TEXTO DE ORIGEM =
========
O surgimento de estrelas-jornalistas de TV tem oferecido recompensas
consideráveis aos profissionais de imprensa desde que
esqueçam o real significado da palavra repórter.
Isso
possibilitou o aumento da interferência de políticos
e assessores, com o objetivo de plantar rumores ou notícias
na imprensa. "A luta por mais leitores nas redações
de jornais e a luta por maiores índices de audiência
nas TVs estão transformando editores em gerentes e aumentando
a flexibilidade dos repórteres, bem como a sua vendabilidade.
Esses conceitos são considerados normais na maioria dos
negócios, mas podem pressionar de modo errado escolas,
unidades militares ou organizações jornalísticas.
Essas mudanças são importantes para o público
americano, pois elas enfraqueceram a habilidade da mídia
de nos dizer o que precisamos saber". [3]
De
acordo com estudo da Advanced Media Group, 80% dos jornais
americanos comercializam alguma forma de conteúdo on-line.
========
TAREFA A REALIZAR = Transcreva do texto sobre a imprensa o trecho que vai de "O surgimento de" até "ou organizações jornalísticas.", incluindo essas palavras. Os itens não têm relação com o texto sobre a imprensa.
========
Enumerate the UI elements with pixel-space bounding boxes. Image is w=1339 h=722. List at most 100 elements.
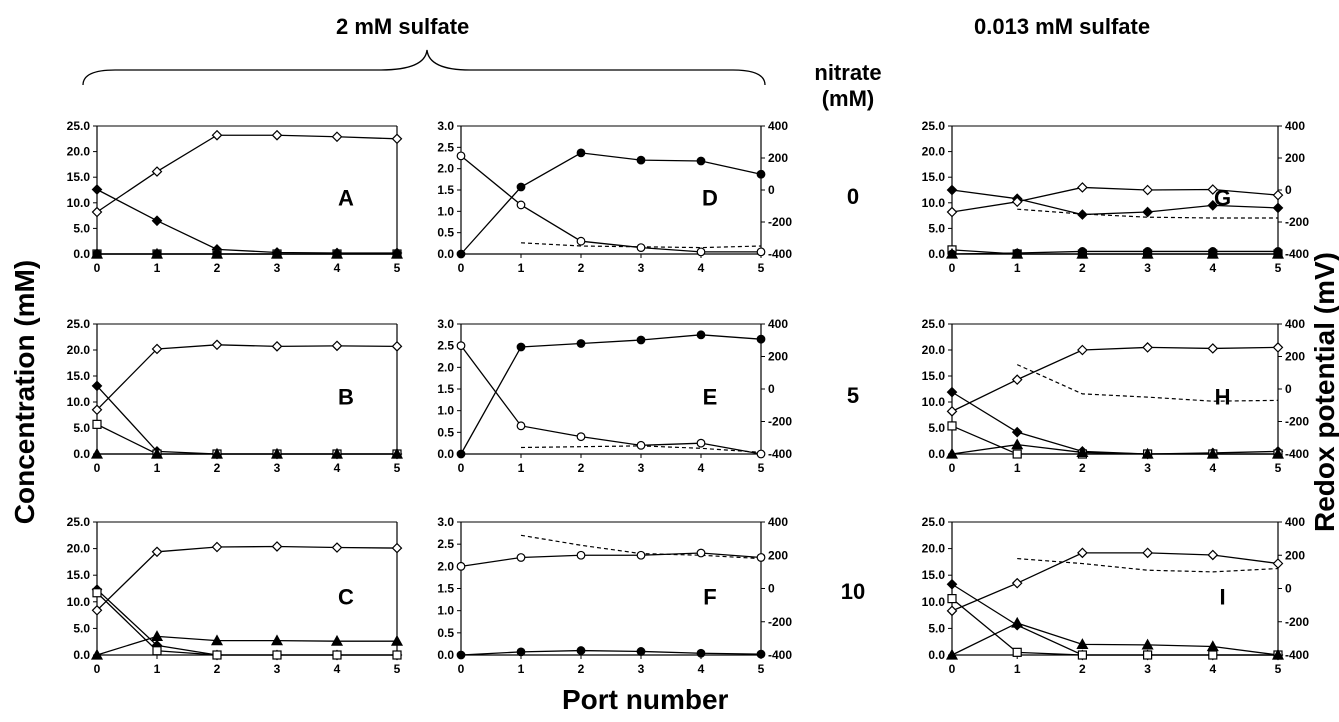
- panel-h-open-square-point: [947, 421, 957, 431]
- panel-e-ytick-label: 2.0: [437, 360, 454, 374]
- panel-c-open-square-line: [96, 592, 397, 656]
- panel-b-filled-triangle-point: [150, 447, 164, 459]
- panel-c-ytick-label: 20.0: [67, 542, 91, 556]
- panel-i-filled-diamond-point: [946, 578, 958, 590]
- panel-d-xtick-label: 0: [458, 261, 465, 275]
- panel-a-filled-circle-point: [272, 249, 282, 259]
- panel-c-open-square-point: [92, 588, 102, 598]
- panel-i-xtick-label: 4: [1209, 662, 1216, 676]
- panel-b-filled-triangle-point: [270, 447, 284, 459]
- panel-c-open-square-point: [152, 646, 162, 656]
- panel-c-open-square-point: [212, 650, 222, 660]
- panel-e-y2tick-label: 400: [768, 317, 788, 331]
- panel-b-filled-triangle-point: [330, 447, 344, 459]
- panel-e-ytick-label: 0.0: [437, 447, 454, 461]
- panel-i-open-diamond-point: [1272, 558, 1284, 569]
- panel-g-y2tick-label: 400: [1285, 119, 1305, 133]
- panel-g-open-diamond-point: [1142, 184, 1153, 196]
- panel-e-y2tick-label: 0: [768, 382, 775, 396]
- panel-a-label: A: [338, 185, 354, 210]
- panel-i-open-square-line: [951, 598, 1278, 656]
- panel-e-ytick-label: 1.5: [437, 382, 454, 396]
- panel-g-xtick-label: 3: [1144, 261, 1151, 275]
- panel-e-y2tick-label: -200: [768, 415, 792, 429]
- panel-f-ytick-label: 2.0: [437, 559, 454, 573]
- panel-a-open-diamond-point: [391, 133, 403, 145]
- panel-e-xtick-label: 0: [458, 461, 465, 475]
- panel-c-ytick-label: 15.0: [67, 568, 91, 582]
- panel-h-ytick-label: 20.0: [922, 343, 946, 357]
- panel-h-open-diamond-point: [1142, 342, 1153, 353]
- panel-i-open-diamond-point: [1077, 547, 1088, 559]
- panel-i-filled-triangle-point: [1271, 648, 1285, 660]
- panel-g-xtick-label: 2: [1079, 261, 1086, 275]
- panel-i-ytick-label: 15.0: [922, 568, 946, 582]
- panel-h-y2tick-label: 400: [1285, 317, 1305, 331]
- panel-d-open-circle-point: [636, 243, 646, 253]
- panel-c-filled-triangle-point: [330, 634, 344, 646]
- panel-a-ytick-label: 15.0: [67, 170, 91, 184]
- panel-c-xtick-label: 2: [214, 662, 221, 676]
- row-label-10: 10: [840, 579, 866, 604]
- panel-g-open-diamond-point: [1207, 184, 1219, 195]
- panel-a-xtick-label: 4: [334, 261, 341, 275]
- panel-d-y2tick-label: -200: [768, 215, 792, 229]
- panel-f-open-circle-point: [756, 553, 766, 562]
- nitrate-label: nitrate: [814, 60, 882, 85]
- panel-f-open-circle-point: [516, 553, 526, 562]
- panel-e-ytick-label: 2.5: [437, 339, 454, 353]
- panel-i-y2tick-label: -200: [1285, 615, 1309, 629]
- panel-e-open-circle-point: [696, 438, 706, 448]
- panel-f-xtick-label: 1: [518, 662, 525, 676]
- panel-i-open-square-point: [1077, 650, 1088, 660]
- panel-g-redox-line: [1017, 208, 1278, 219]
- panel-h-open-square-point: [1012, 449, 1022, 459]
- panel-i-open-diamond-point: [1142, 547, 1153, 559]
- panel-i-xtick-label: 3: [1144, 662, 1151, 676]
- panel-g-ytick-label: 10.0: [922, 196, 946, 210]
- panel-h-filled-triangle-point: [1206, 447, 1219, 459]
- panel-d-ytick-label: 0.5: [437, 226, 454, 240]
- panel-a-open-diamond-point: [331, 131, 343, 143]
- panel-b-ytick-label: 10.0: [67, 395, 91, 409]
- panel-d-ytick-label: 1.0: [437, 204, 454, 218]
- panel-a-ytick-label: 25.0: [67, 119, 91, 133]
- panel-c-ytick-label: 10.0: [67, 595, 91, 609]
- panel-a-ytick-label: 10.0: [67, 196, 91, 210]
- panel-d-filled-circle-point: [576, 148, 586, 158]
- panel-c-filled-triangle-line: [96, 635, 397, 656]
- panel-i-y2tick-label: -400: [1285, 648, 1309, 662]
- panel-c-ytick-label: 25.0: [67, 515, 91, 529]
- panel-c-ytick-label: 0.0: [73, 648, 90, 662]
- panel-h-filled-triangle-point: [1141, 447, 1154, 459]
- panel-h-y2tick-label: 200: [1285, 350, 1305, 364]
- panel-e-filled-circle-point: [696, 330, 706, 340]
- panel-f-xtick-label: 5: [758, 662, 765, 676]
- panel-g-open-diamond-point: [1011, 196, 1023, 208]
- panel-h-ytick-label: 25.0: [922, 317, 946, 331]
- panel-d-xtick-label: 4: [698, 261, 705, 275]
- panel-e-xtick-label: 3: [638, 461, 645, 475]
- panel-a-ytick-label: 20.0: [67, 145, 91, 159]
- panel-d-xtick-label: 3: [638, 261, 645, 275]
- panel-e-open-circle-point: [516, 421, 526, 431]
- panel-a-xtick-label: 3: [274, 261, 281, 275]
- panel-d-y2tick-label: 200: [768, 151, 788, 165]
- panel-h-open-diamond-point: [1011, 374, 1023, 385]
- panel-e-open-circle-point: [756, 449, 766, 459]
- row-label-5: 5: [846, 383, 860, 408]
- panel-g-ytick-label: 15.0: [922, 170, 946, 184]
- panel-c-filled-triangle-point: [210, 634, 224, 646]
- panel-a-filled-circle-point: [332, 249, 342, 259]
- panel-f-xtick-label: 3: [638, 662, 645, 676]
- panel-h-filled-triangle-point: [945, 447, 959, 459]
- panel-g-filled-diamond-point: [1207, 200, 1219, 211]
- panel-d-filled-circle-point: [456, 249, 466, 259]
- panel-a-ytick-label: 5.0: [73, 221, 90, 235]
- panel-i-xtick-label: 5: [1275, 662, 1282, 676]
- panel-e-label: E: [703, 385, 718, 410]
- panel-g-xtick-label: 0: [949, 261, 956, 275]
- panel-c-open-square-point: [332, 650, 342, 660]
- panel-i-filled-triangle-point: [945, 648, 959, 660]
- panel-h-open-diamond-line: [951, 346, 1279, 412]
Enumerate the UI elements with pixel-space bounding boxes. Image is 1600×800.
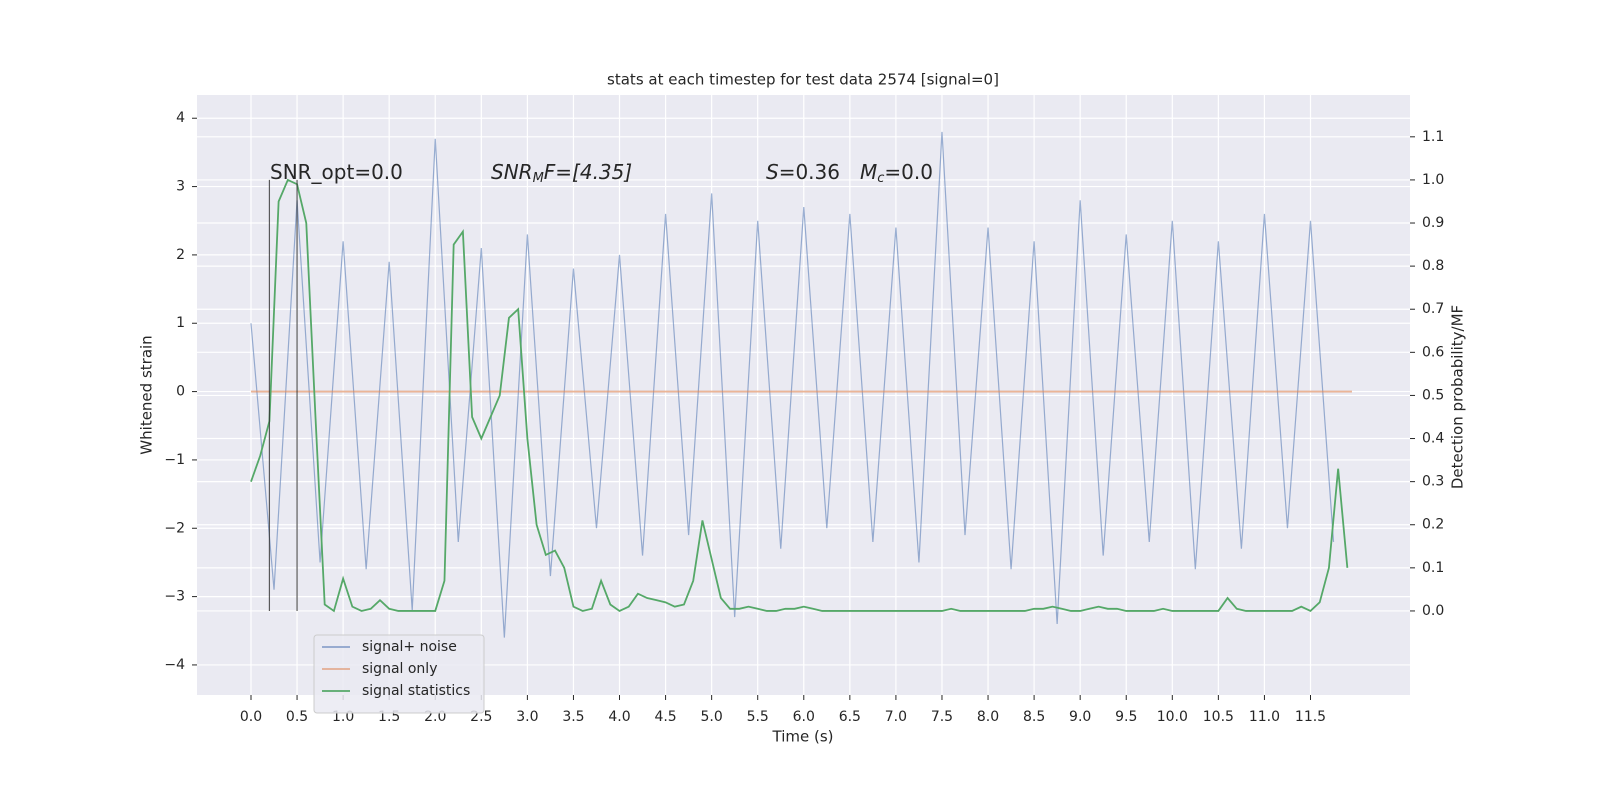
========
SOLUÇÃO A SEGUIR =
O surgimento de estrelas-jornalistas de TV tem oferecido recompensas
consideráveis aos profissionais de imprensa desde que
esqueçam o real significado da palavra repórter.
Isso
possibilitou o aumento da interferência de políticos
e assessores, com o objetivo de plantar rumores ou notícias
na imprensa. "A luta por mais leitores nas redações
de jornais e a luta por maiores índices de audiência
nas TVs estão transformando editores em gerentes e aumentando
a flexibilidade dos repórteres, bem como a sua vendabilidade.
Esses conceitos são considerados normais na maioria dos
negócios, mas podem pressionar de modo errado escolas,
unidades militares ou organizações jornalísticas.